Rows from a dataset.
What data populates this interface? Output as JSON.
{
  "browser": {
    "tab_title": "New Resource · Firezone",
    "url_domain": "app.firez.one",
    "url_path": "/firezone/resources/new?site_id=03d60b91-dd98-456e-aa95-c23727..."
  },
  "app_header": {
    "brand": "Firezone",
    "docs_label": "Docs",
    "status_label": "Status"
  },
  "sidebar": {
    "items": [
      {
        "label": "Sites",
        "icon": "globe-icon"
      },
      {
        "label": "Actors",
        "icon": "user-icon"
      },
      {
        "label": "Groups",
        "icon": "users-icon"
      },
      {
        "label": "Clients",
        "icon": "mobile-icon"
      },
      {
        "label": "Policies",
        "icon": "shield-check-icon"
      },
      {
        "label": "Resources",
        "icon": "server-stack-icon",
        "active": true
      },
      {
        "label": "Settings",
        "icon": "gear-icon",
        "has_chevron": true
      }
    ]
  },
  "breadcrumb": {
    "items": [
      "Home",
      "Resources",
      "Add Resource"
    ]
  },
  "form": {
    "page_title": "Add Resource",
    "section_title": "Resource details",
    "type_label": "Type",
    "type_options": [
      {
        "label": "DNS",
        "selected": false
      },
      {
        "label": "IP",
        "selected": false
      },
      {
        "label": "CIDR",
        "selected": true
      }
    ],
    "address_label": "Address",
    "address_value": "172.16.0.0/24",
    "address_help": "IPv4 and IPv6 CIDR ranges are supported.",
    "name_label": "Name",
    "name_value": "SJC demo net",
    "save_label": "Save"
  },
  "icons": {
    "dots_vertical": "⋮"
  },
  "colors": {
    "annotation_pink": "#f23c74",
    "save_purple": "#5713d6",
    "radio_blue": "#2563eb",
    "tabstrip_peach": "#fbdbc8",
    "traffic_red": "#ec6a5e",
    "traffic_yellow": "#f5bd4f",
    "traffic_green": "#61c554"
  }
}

STATED GOAL.
Exact copies of all the records are required.

RESPONSE BELOW.
What data populates this interface? Output as JSON.
{
  "browser": {
    "tab_title": "New Resource · Firezone",
    "url_domain": "app.firez.one",
    "url_path": "/firezone/resources/new?site_id=03d60b91-dd98-456e-aa95-c23727..."
  },
  "app_header": {
    "brand": "Firezone",
    "docs_label": "Docs",
    "status_label": "Status"
  },
  "sidebar": {
    "items": [
      {
        "label": "Sites",
        "icon": "globe-icon"
      },
      {
        "label": "Actors",
        "icon": "user-icon"
      },
      {
        "label": "Groups",
        "icon": "users-icon"
      },
      {
        "label": "Clients",
        "icon": "mobile-icon"
      },
      {
        "label": "Policies",
        "icon": "shield-check-icon"
      },
      {
        "label": "Resources",
        "icon": "server-stack-icon",
        "active": true
      },
      {
        "label": "Settings",
        "icon": "gear-icon",
        "has_chevron": true
      }
    ]
  },
  "breadcrumb": {
    "items": [
      "Home",
      "Resources",
      "Add Resource"
    ]
  },
  "form": {
    "page_title": "Add Resource",
    "section_title": "Resource details",
    "type_label": "Type",
    "type_options": [
      {
        "label": "DNS",
        "selected": false
      },
      {
        "label": "IP",
        "selected": false
      },
      {
        "label": "CIDR",
        "selected": true
      }
    ],
    "address_label": "Address",
    "address_value": "172.16.0.0/24",
    "address_help": "IPv4 and IPv6 CIDR ranges are supported.",
    "name_label": "Name",
    "name_value": "SJC demo net",
    "save_label": "Save"
  },
  "icons": {
    "dots_vertical": "⋮"
  },
  "colors": {
    "annotation_pink": "#f23c74",
    "save_purple": "#5713d6",
    "radio_blue": "#2563eb",
    "tabstrip_peach": "#fbdbc8",
    "traffic_red": "#ec6a5e",
    "traffic_yellow": "#f5bd4f",
    "traffic_green": "#61c554"
  }
}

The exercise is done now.